++++ TEXT SECTION ++++
I know what you’re thinking. And yes, you’re not misreading. There is a movie titled Titanic 2. And somehow it’s not even the most absurd sequel mentioned in this article. But don’t fret. While there may be nothing new under the sun, at least we can find comfort in familiarity. Or maybe we’re just getting used to disappointment.

Titanic 2 depicts the maiden voyage of the titular luxury liner 100 years after its predecessor sank. In an incredible display of hubris, voyagers gladly bid their loved ones bon voyage. It’s not so much tempting fate as it is driving past fate’s house at 3 a.m. and hitting fate’s mailbox with a bat.

Surprisingly, Titanic 2 has a strong ecological message regarding the severity of global warming. The movie begins with an unnamed man doing a bit of arctic surfing on waves created by crumbling glaciers. At the very least, I’m glad the extreme sports world has found a way to capitalize on climate change.

Not to spoil the movie, but things do not go well for the Titanic II, as a chunk of the ice shelf snaps off and sends a massive tsunami toward the ship. The crew goes full steam ahead in an attempt to return to shore, but naturally the untested engines fail.

The tsunami yeets a big ol’ hunk of ice at the Titanic II. Someone actually says, “Looks like history is beginning to repeat itself,” which, read the room, guy. We get it. It was a terrible idea to make a second Titanic. Move on already.

One striking thing about Titanic 2 is that as the ship continues to crumble, everyone races to the elevators to escape. Is there some obscure nautical superstition about avoiding stairs in times of emergency? I know bananas aren’t allowed aboard. Sailors aren’t supposed to whistle. And then there’s the whole deal about murdering sea birds. But can we not obey proper fire safety protocols?
++++ SUPPLIED DATA ++++
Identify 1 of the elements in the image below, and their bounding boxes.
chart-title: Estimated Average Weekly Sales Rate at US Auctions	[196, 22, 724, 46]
++++
TASKS TO CARRY OUT
a: In the Titanic 2 review, switch "terrible" to "dreadful" and give the passage again, beginning at the words "The tsunami yeets" and stopping after "Move on already.".
b: Does the Titanic 2 review agree with each statement below? Answer yes or no, and quote the deciding words.
(i) The movie opens with a man surfing in the arctic.
(ii) The ship's engines carry the crew safely back to shore.
(iii) The voyage takes place 50 years after the original Titanic sank.
c: Answer these questions from the Titanic 2 review:
(i) What sends the tsunami toward the ship?
(ii) What does the tsunami throw at the Titanic II?
(iii) Where does everyone race as the ship continues to crumble?

TASK RESPONSES
a:
The tsunami yeets a big ol’ hunk of ice at the Titanic II. Someone actually says, “Looks like history is beginning to repeat itself,” which, read the room, guy. We get it. It was a dreadful idea to make a second Titanic. Move on already.

b:
(i) Yes: "The movie begins with an unnamed man doing a bit of arctic surfing on waves created by crumbling glaciers."
(ii) No: "but naturally the untested engines fail."
(iii) No: "100 years after its predecessor sank."

c:
(i) A chunk of the ice shelf snaps off.
(ii) A big ol' hunk of ice.
(iii) To the elevators.